• [Problem to work on] List each line in which the string "рынке" appears.

[Items listed in a dataset]

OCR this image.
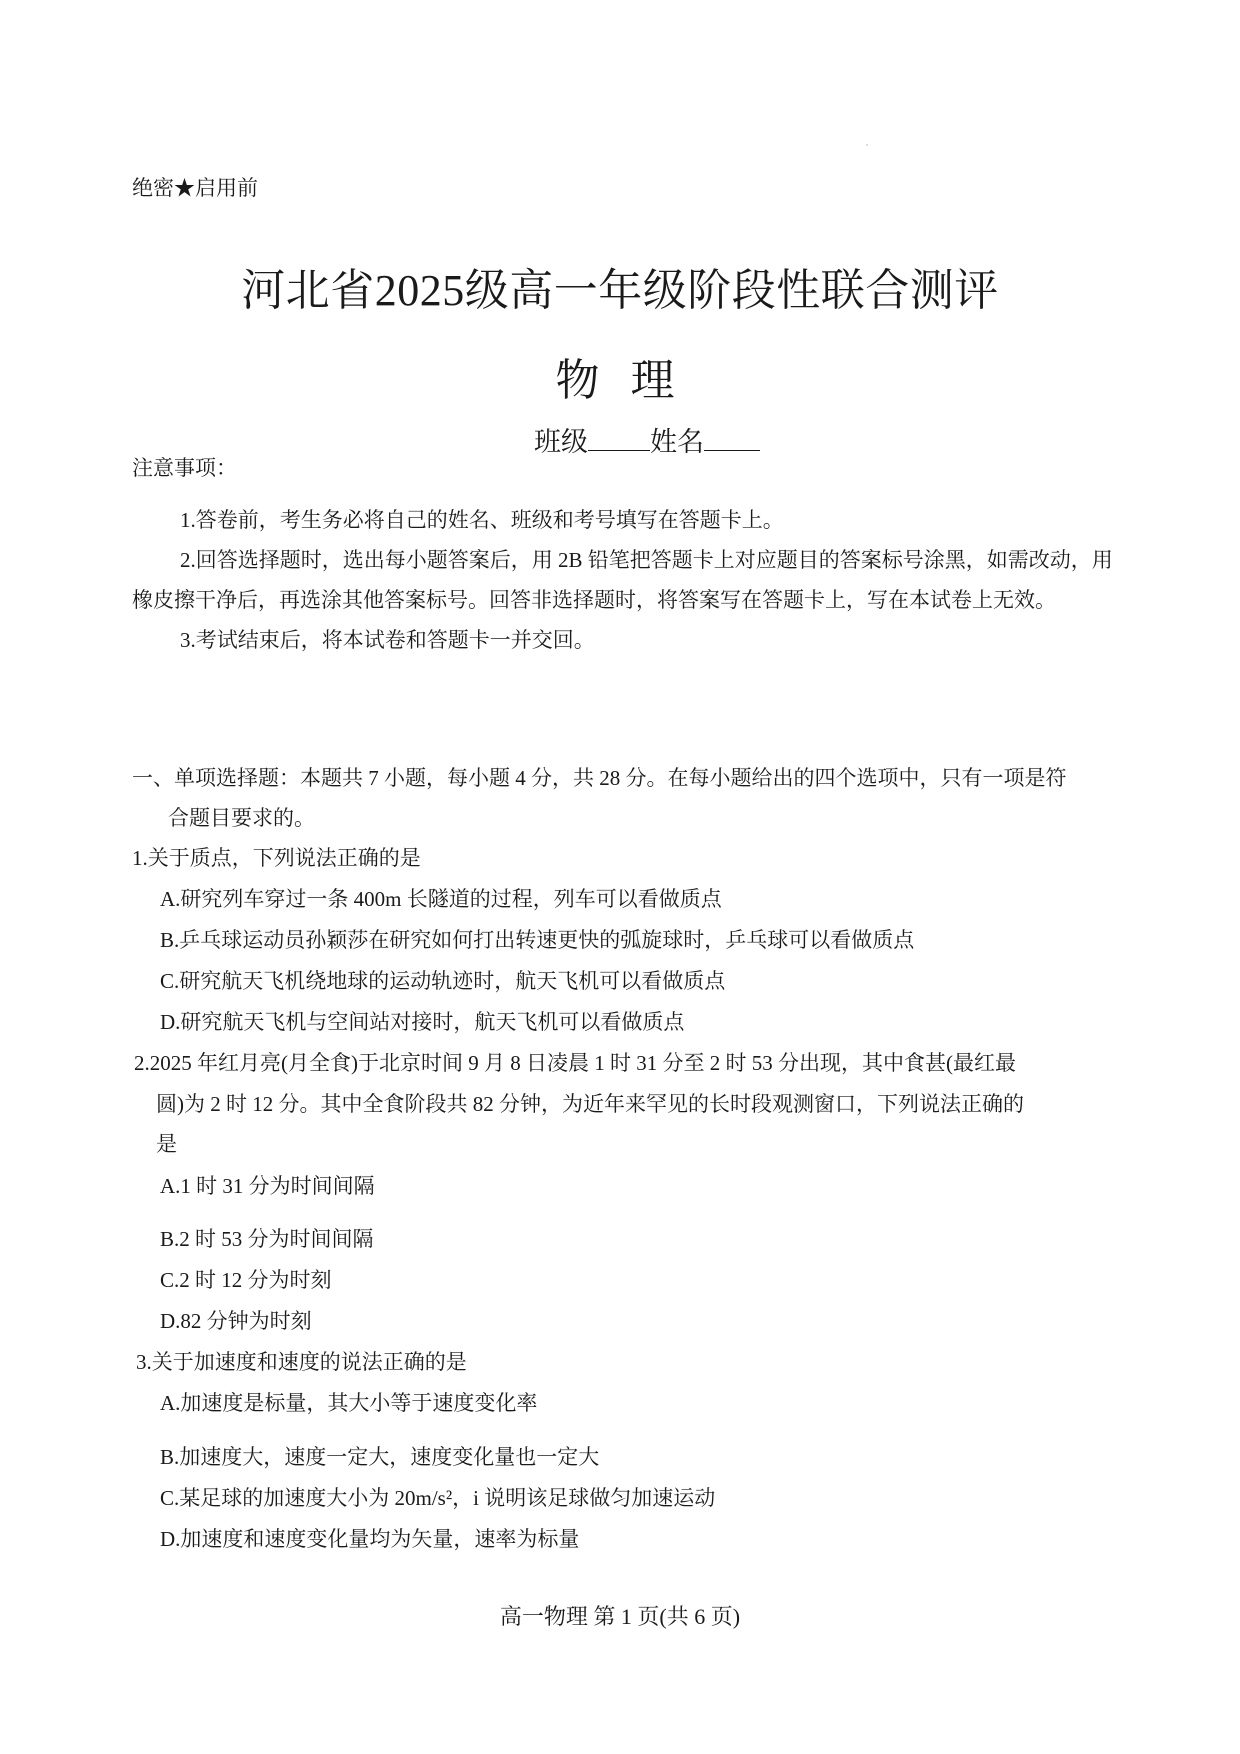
绝密★启用前
河北省2025级高一年级阶段性联合测评
物 理
班级 姓名
注意事项：

1.答卷前，考生务必将自己的姓名、班级和考号填写在答题卡上。

2.回答选择题时，选出每小题答案后，用 2B 铅笔把答题卡上对应题目的答案标号涂黑，如需改动，用橡皮擦干净后，再选涂其他答案标号。回答非选择题时，将答案写在答题卡上，写在本试卷上无效。

3.考试结束后，将本试卷和答题卡一并交回。

一、单项选择题：本题共 7 小题，每小题 4 分，共 28 分。在每小题给出的四个选项中，只有一项是符
合题目要求的。
1.关于质点，下列说法正确的是
A.研究列车穿过一条 400m 长隧道的过程，列车可以看做质点
B.乒乓球运动员孙颖莎在研究如何打出转速更快的弧旋球时，乒乓球可以看做质点
C.研究航天飞机绕地球的运动轨迹时，航天飞机可以看做质点
D.研究航天飞机与空间站对接时，航天飞机可以看做质点
2.2025 年红月亮(月全食)于北京时间 9 月 8 日凌晨 1 时 31 分至 2 时 53 分出现，其中食甚(最红最
圆)为 2 时 12 分。其中全食阶段共 82 分钟，为近年来罕见的长时段观测窗口，下列说法正确的
是
A.1 时 31 分为时间间隔
B.2 时 53 分为时间间隔
C.2 时 12 分为时刻
D.82 分钟为时刻
3.关于加速度和速度的说法正确的是
A.加速度是标量，其大小等于速度变化率
B.加速度大，速度一定大，速度变化量也一定大
C.某足球的加速度大小为 20m/s²，i 说明该足球做匀加速运动
D.加速度和速度变化量均为矢量，速率为标量
高一物理 第 1 页(共 6 页)
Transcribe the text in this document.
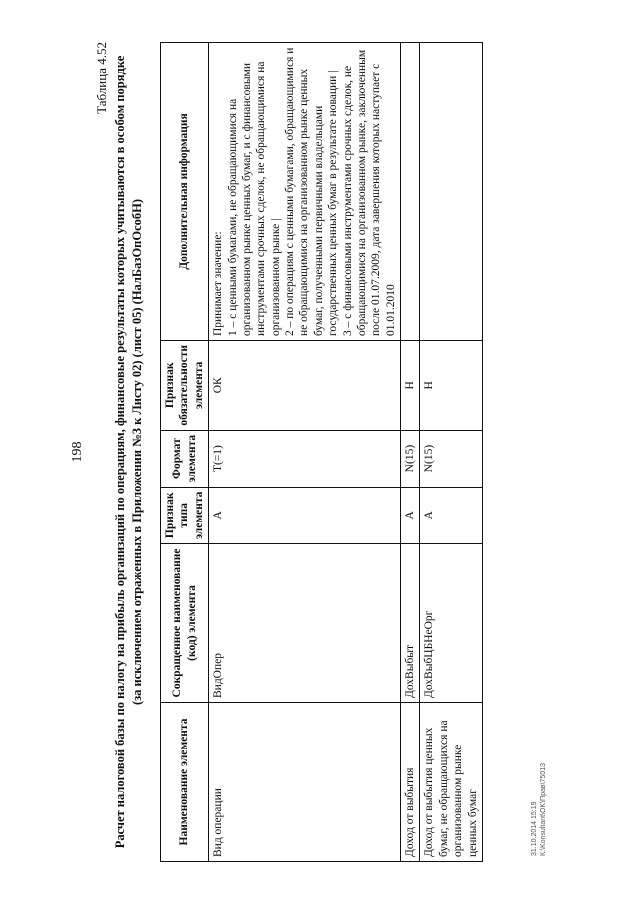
198
Таблица 4.52 Расчет налоговой базы по налогу на прибыль организаций по операциям, финансовые результаты которых учитываются в особом порядке (за исключением отраженных в Приложении №3 к Листу 02) (лист 05) (НалБазОпОсобН)
Наименование элемента	Сокращенное наименование (код) элемента	Признак типа элемента	Формат элемента	Признак обязательности элемента	Дополнительная информация
Вид операции	ВидОпер	А	T(=1)	ОК	Принимает значение: 1 – с ценными бумагами, не обращающимися на организованном рынке ценных бумаг, и с финансовыми инструментами срочных сделок, не обращающимися на организованном рынке | 2 – по операциям с ценными бумагами, обращающимися и не обращающимися на организованном рынке ценных бумаг, полученными первичными владельцами государственных ценных бумаг в результате новации | 3 – с финансовыми инструментами срочных сделок, не обращающимися на организованном рынке, заключенным после 01.07.2009, дата завершения которых наступает с 01.01.2010

Доход от выбытия	ДохВыбыт	А	N(15)	Н	
Доход от выбытия ценных бумаг, не обращающихся на организованном рынке ценных бумаг	ДохВыбЦБНеОрг	А	N(15)	Н	
31.10.2014 15:19 К:\Konsultant\OK\Прав\75013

• [Expected answer]
Вид операции	ВидОпер	А	T(=1)	ОК	Принимает значение: 1 – с ценными бумагами, не обращающимися на организованном рынке ценных бумаг, и с финансовыми инструментами срочных сделок, не обращающимися на организованном рынке | 2 – по операциям с ценными бумагами, обращающимися и не обращающимися на организованном рынке ценных бумаг, полученными первичными владельцами государственных ценных бумаг в результате новации | 3 – с финансовыми инструментами срочных сделок, не обращающимися на организованном рынке, заключенным после 01.07.2009, дата завершения которых наступает с 01.01.2010
Доход от выбытия ценных бумаг, не обращающихся на организованном рынке ценных бумаг	ДохВыбЦБНеОрг	А	N(15)	Н	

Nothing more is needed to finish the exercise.